### Directive
Within the listing below, locate all lines containing the word "JSON". Copy each one.

* begin Data section *

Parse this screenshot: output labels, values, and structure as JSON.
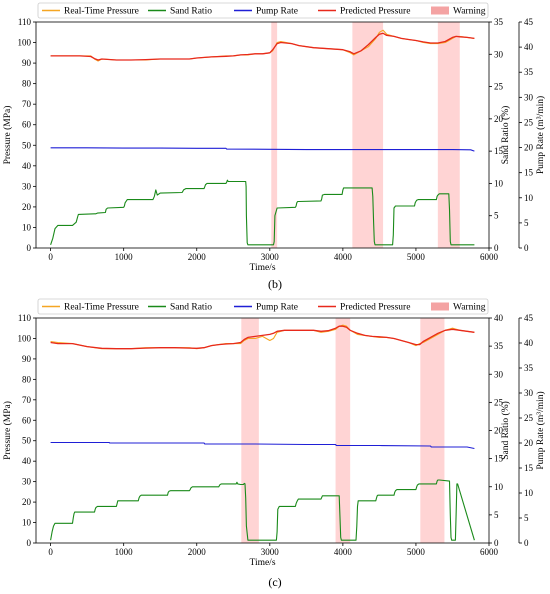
{
  "legend_labels": [
    "Real-Time Pressure",
    "Sand Ratio",
    "Pump Rate",
    "Predicted Pressure",
    "Warning"
  ],
  "colors": {
    "real_time": "#f5a623",
    "sand": "#1a8a1a",
    "pump": "#1f1fd6",
    "predicted": "#e8291c",
    "warning": "#ffcccc",
    "warning_legend": "#f4a3a3"
  },
  "chart_data": [
    {
      "type": "line",
      "caption": "(b)",
      "xlabel": "Time/s",
      "ylabel_left": "Pressure (MPa)",
      "ylabel_mid": "Sand Ratio (%)",
      "ylabel_right": "Pump Rate (m³/min)",
      "xlim": [
        -200,
        6000
      ],
      "x_ticks": [
        0,
        1000,
        2000,
        3000,
        4000,
        5000,
        6000
      ],
      "pressure_ylim": [
        0,
        110
      ],
      "pressure_ticks": [
        0,
        10,
        20,
        30,
        40,
        50,
        60,
        70,
        80,
        90,
        100,
        110
      ],
      "sand_ylim": [
        0,
        35
      ],
      "sand_ticks": [
        0,
        5,
        10,
        15,
        20,
        25,
        30,
        35
      ],
      "pump_ylim": [
        0,
        45
      ],
      "pump_ticks": [
        0,
        5,
        10,
        15,
        20,
        25,
        30,
        35,
        40,
        45
      ],
      "warning_regions": [
        [
          3020,
          3100
        ],
        [
          4130,
          4550
        ],
        [
          5300,
          5600
        ]
      ],
      "series": [
        {
          "name": "Real-Time Pressure",
          "axis": "pressure",
          "x": [
            0,
            400,
            550,
            600,
            650,
            700,
            900,
            1100,
            1300,
            1500,
            1700,
            1900,
            2000,
            2200,
            2400,
            2500,
            2600,
            2700,
            2800,
            2900,
            3000,
            3040,
            3100,
            3150,
            3300,
            3400,
            3600,
            3800,
            4000,
            4100,
            4150,
            4250,
            4350,
            4450,
            4500,
            4550,
            4600,
            4700,
            4800,
            4900,
            5000,
            5100,
            5200,
            5300,
            5400,
            5450,
            5500,
            5550,
            5600,
            5700,
            5800
          ],
          "y": [
            93.5,
            93.5,
            93.5,
            92,
            91,
            92,
            91.5,
            91.5,
            91.5,
            92,
            92,
            92,
            92.5,
            93,
            93.5,
            93.5,
            94,
            94,
            94.5,
            94.5,
            95,
            96,
            100,
            100.5,
            99.5,
            98.5,
            97.5,
            97,
            96.5,
            95,
            94,
            96,
            98,
            102,
            105,
            106,
            104,
            103,
            102,
            101.5,
            101,
            100,
            99.5,
            99.5,
            100,
            101,
            102,
            103,
            103,
            102.5,
            102
          ]
        },
        {
          "name": "Predicted Pressure",
          "axis": "pressure",
          "x": [
            0,
            400,
            550,
            600,
            650,
            700,
            900,
            1100,
            1300,
            1500,
            1700,
            1900,
            2000,
            2200,
            2400,
            2500,
            2600,
            2700,
            2800,
            2900,
            3000,
            3040,
            3100,
            3150,
            3300,
            3400,
            3600,
            3800,
            4000,
            4100,
            4150,
            4250,
            4350,
            4450,
            4500,
            4550,
            4600,
            4700,
            4800,
            4900,
            5000,
            5100,
            5200,
            5300,
            5400,
            5450,
            5500,
            5550,
            5600,
            5700,
            5800
          ],
          "y": [
            93.5,
            93.5,
            93.2,
            92.2,
            91.5,
            92,
            91.5,
            91.5,
            91.7,
            92,
            92,
            92,
            92.5,
            93,
            93.3,
            93.5,
            94,
            94.2,
            94.5,
            94.5,
            95,
            96.5,
            99.5,
            100,
            99.5,
            98.5,
            97.5,
            97,
            96.5,
            95.5,
            94.5,
            96,
            99,
            102.5,
            104,
            104.5,
            103.5,
            103,
            102,
            101.5,
            101,
            100.3,
            99.8,
            99.8,
            100.5,
            101.5,
            102.5,
            103,
            102.8,
            102.5,
            102
          ]
        },
        {
          "name": "Sand Ratio",
          "axis": "sand",
          "x": [
            0,
            30,
            60,
            100,
            300,
            350,
            370,
            380,
            600,
            620,
            640,
            750,
            760,
            780,
            1000,
            1010,
            1020,
            1050,
            1400,
            1420,
            1440,
            1460,
            1500,
            1800,
            1810,
            1820,
            1850,
            2100,
            2110,
            2120,
            2140,
            2400,
            2410,
            2420,
            2430,
            2470,
            2670,
            2675,
            2680,
            2690,
            2700,
            2720,
            3050,
            3060,
            3070,
            3100,
            3350,
            3360,
            3370,
            3380,
            3400,
            3700,
            3710,
            3720,
            3750,
            3990,
            4000,
            4010,
            4040,
            4400,
            4410,
            4420,
            4430,
            4440,
            4680,
            4690,
            4700,
            4720,
            4980,
            4990,
            5000,
            5010,
            5030,
            5280,
            5290,
            5300,
            5320,
            5450,
            5460,
            5470,
            5480,
            5800
          ],
          "y": [
            0.5,
            1.5,
            3,
            3.5,
            3.5,
            4,
            4.8,
            5.2,
            5.3,
            5.3,
            5.4,
            5.5,
            6,
            6.2,
            6.3,
            6.5,
            7,
            7.5,
            7.5,
            8,
            9,
            8.2,
            8.5,
            8.6,
            8.8,
            9,
            9.2,
            9.2,
            9.5,
            9.8,
            10,
            10,
            10.2,
            10.5,
            10.3,
            10.3,
            10.3,
            9.5,
            5,
            0.8,
            0.5,
            0.5,
            0.5,
            1,
            5,
            6.2,
            6.3,
            6.5,
            7,
            7.2,
            7.2,
            7.3,
            7.6,
            8.2,
            8.3,
            8.3,
            9,
            9.3,
            9.3,
            9.3,
            8,
            4,
            1,
            0.5,
            0.5,
            2,
            6.2,
            6.5,
            6.5,
            7,
            7.2,
            7.4,
            7.5,
            7.5,
            8,
            8.2,
            8.4,
            8.4,
            6,
            1,
            0.5,
            0.5
          ]
        },
        {
          "name": "Pump Rate",
          "axis": "pump",
          "x": [
            0,
            500,
            1000,
            1500,
            2000,
            2400,
            2410,
            3000,
            3500,
            4000,
            4500,
            5000,
            5500,
            5750,
            5800
          ],
          "y": [
            19.95,
            19.95,
            19.9,
            19.9,
            19.85,
            19.85,
            19.7,
            19.65,
            19.6,
            19.6,
            19.6,
            19.6,
            19.6,
            19.55,
            19.3
          ]
        }
      ]
    },
    {
      "type": "line",
      "caption": "(c)",
      "xlabel": "Time/s",
      "ylabel_left": "Pressure (MPa)",
      "ylabel_mid": "Sand Ratio (%)",
      "ylabel_right": "Pump Rate (m³/min)",
      "xlim": [
        -200,
        6000
      ],
      "x_ticks": [
        0,
        1000,
        2000,
        3000,
        4000,
        5000,
        6000
      ],
      "pressure_ylim": [
        0,
        110
      ],
      "pressure_ticks": [
        0,
        10,
        20,
        30,
        40,
        50,
        60,
        70,
        80,
        90,
        100,
        110
      ],
      "sand_ylim": [
        0,
        40
      ],
      "sand_ticks": [
        0,
        5,
        10,
        15,
        20,
        25,
        30,
        35,
        40
      ],
      "pump_ylim": [
        0,
        45
      ],
      "pump_ticks": [
        0,
        5,
        10,
        15,
        20,
        25,
        30,
        35,
        40,
        45
      ],
      "warning_regions": [
        [
          2610,
          2850
        ],
        [
          3900,
          4100
        ],
        [
          5060,
          5390
        ]
      ],
      "series": [
        {
          "name": "Real-Time Pressure",
          "axis": "pressure",
          "x": [
            0,
            100,
            300,
            500,
            700,
            900,
            1100,
            1300,
            1500,
            1700,
            1900,
            2000,
            2100,
            2200,
            2300,
            2400,
            2500,
            2600,
            2650,
            2700,
            2800,
            2900,
            3000,
            3050,
            3100,
            3200,
            3400,
            3600,
            3700,
            3800,
            3900,
            3950,
            4000,
            4050,
            4100,
            4200,
            4300,
            4400,
            4500,
            4600,
            4700,
            4800,
            4900,
            5000,
            5050,
            5100,
            5200,
            5300,
            5400,
            5500,
            5600,
            5700,
            5800
          ],
          "y": [
            98.5,
            98,
            97.5,
            96,
            95,
            95,
            95,
            95.5,
            95.5,
            95.5,
            95.5,
            95,
            95.5,
            96.5,
            97,
            97.5,
            97.5,
            97.5,
            99,
            100,
            100,
            101,
            99,
            100,
            103,
            104,
            104,
            104,
            103,
            103.5,
            104.5,
            106,
            106.5,
            106,
            104,
            102,
            101.5,
            101,
            100.5,
            100.5,
            100,
            99,
            98,
            96.5,
            97.5,
            98,
            100,
            102,
            104,
            105,
            104,
            103.5,
            103
          ]
        },
        {
          "name": "Predicted Pressure",
          "axis": "pressure",
          "x": [
            0,
            100,
            300,
            500,
            700,
            900,
            1100,
            1300,
            1500,
            1700,
            1900,
            2000,
            2100,
            2200,
            2300,
            2400,
            2500,
            2600,
            2650,
            2700,
            2800,
            2900,
            3000,
            3050,
            3100,
            3200,
            3400,
            3600,
            3700,
            3800,
            3900,
            3950,
            4000,
            4050,
            4100,
            4200,
            4300,
            4400,
            4500,
            4600,
            4700,
            4800,
            4900,
            5000,
            5050,
            5100,
            5200,
            5300,
            5400,
            5500,
            5600,
            5700,
            5800
          ],
          "y": [
            98,
            97.5,
            97.5,
            96,
            95.2,
            95,
            95,
            95.3,
            95.5,
            95.5,
            95.3,
            95.2,
            95.5,
            96.5,
            97,
            97.3,
            97.5,
            98,
            99.5,
            100.5,
            101,
            101.5,
            102,
            102.5,
            103.5,
            104,
            104,
            104,
            103.5,
            103.8,
            105,
            106,
            106,
            105.5,
            104,
            102.5,
            101.5,
            101,
            100.8,
            100.5,
            100,
            99,
            98,
            97,
            97,
            98.5,
            100.5,
            102.5,
            104,
            104.5,
            104,
            103.5,
            103
          ]
        },
        {
          "name": "Sand Ratio",
          "axis": "sand",
          "x": [
            0,
            20,
            40,
            60,
            80,
            300,
            310,
            320,
            330,
            600,
            610,
            620,
            640,
            900,
            910,
            920,
            940,
            1200,
            1210,
            1220,
            1240,
            1600,
            1610,
            1620,
            1640,
            1900,
            1910,
            1920,
            1940,
            2300,
            2310,
            2320,
            2340,
            2540,
            2550,
            2560,
            2600,
            2640,
            2650,
            2660,
            2670,
            2680,
            2700,
            3090,
            3100,
            3110,
            3130,
            3350,
            3360,
            3370,
            3380,
            3390,
            3700,
            3710,
            3720,
            3740,
            3950,
            3960,
            3970,
            3980,
            3990,
            4180,
            4190,
            4200,
            4210,
            4220,
            4450,
            4460,
            4470,
            4480,
            4700,
            4710,
            4720,
            4740,
            5000,
            5010,
            5020,
            5040,
            5280,
            5290,
            5300,
            5320,
            5460,
            5470,
            5480,
            5490,
            5540,
            5550,
            5560,
            5570,
            5800
          ],
          "y": [
            0.5,
            2,
            3,
            3.5,
            3.5,
            3.5,
            4.5,
            5.2,
            5.5,
            5.5,
            6,
            6.3,
            6.5,
            6.5,
            7,
            7.5,
            7.5,
            7.5,
            8,
            8.3,
            8.5,
            8.5,
            9,
            9.2,
            9.3,
            9.3,
            9.5,
            9.8,
            10,
            10,
            10.2,
            10.4,
            10.5,
            10.5,
            10.8,
            10.5,
            10.4,
            10.4,
            10.6,
            10.5,
            8,
            3,
            0.5,
            0.5,
            2,
            6,
            6.5,
            6.5,
            7,
            7.3,
            7.6,
            7.8,
            7.8,
            8.1,
            8.4,
            8.4,
            8.4,
            5,
            1,
            0.5,
            0.5,
            0.5,
            3,
            6.5,
            7.5,
            7.5,
            7.5,
            8,
            8.4,
            8.5,
            8.5,
            9,
            9.3,
            9.5,
            9.5,
            10,
            10.3,
            10.5,
            10.5,
            11,
            11.2,
            11.2,
            11,
            5,
            1,
            0.5,
            0.5,
            5,
            10.5,
            10.5,
            0.5
          ]
        },
        {
          "name": "Pump Rate",
          "axis": "pump",
          "x": [
            0,
            500,
            800,
            810,
            1500,
            2100,
            2110,
            2800,
            3500,
            3900,
            3910,
            4500,
            5200,
            5210,
            5700,
            5800
          ],
          "y": [
            20.1,
            20.1,
            20.1,
            20.0,
            20.0,
            20.0,
            19.8,
            19.8,
            19.7,
            19.7,
            19.5,
            19.5,
            19.4,
            19.2,
            19.2,
            18.9
          ]
        }
      ]
    }
  ]
}
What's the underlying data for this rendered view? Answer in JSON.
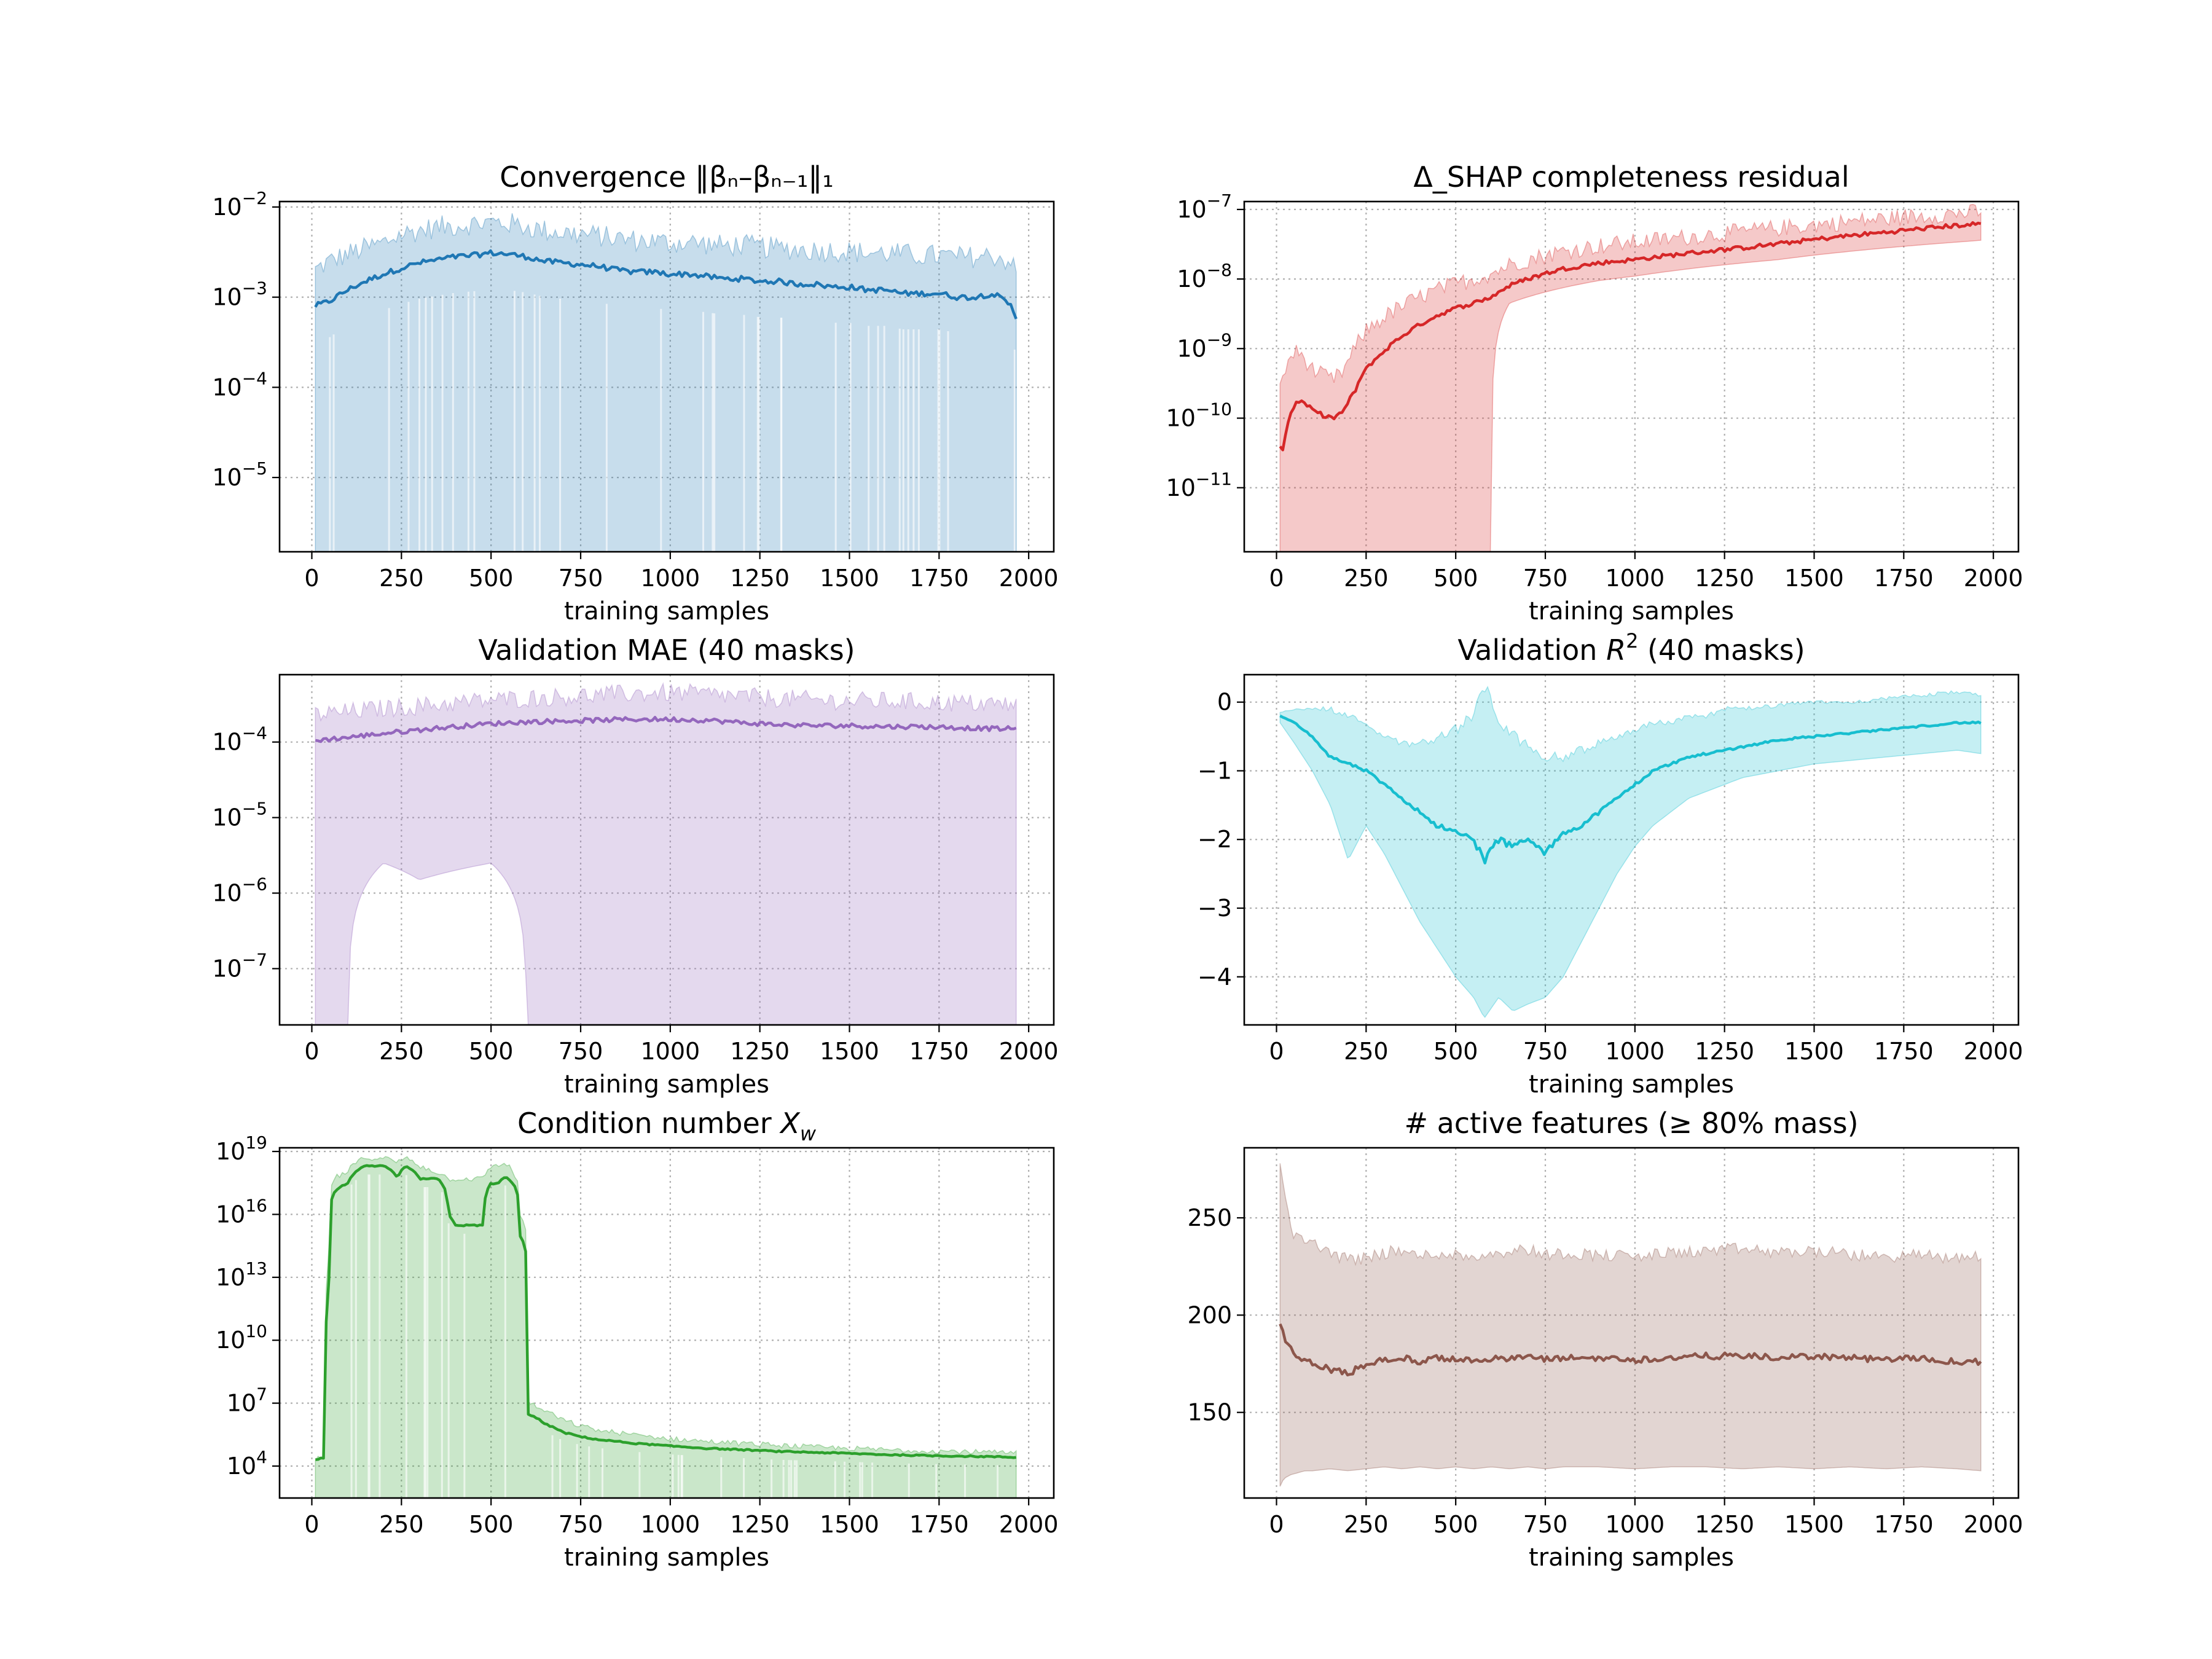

* end Data section *

### Complete response
Parse this screenshot: output labels, values, and structure as JSON.
What's the underlying data for this rendered view? Answer in JSON.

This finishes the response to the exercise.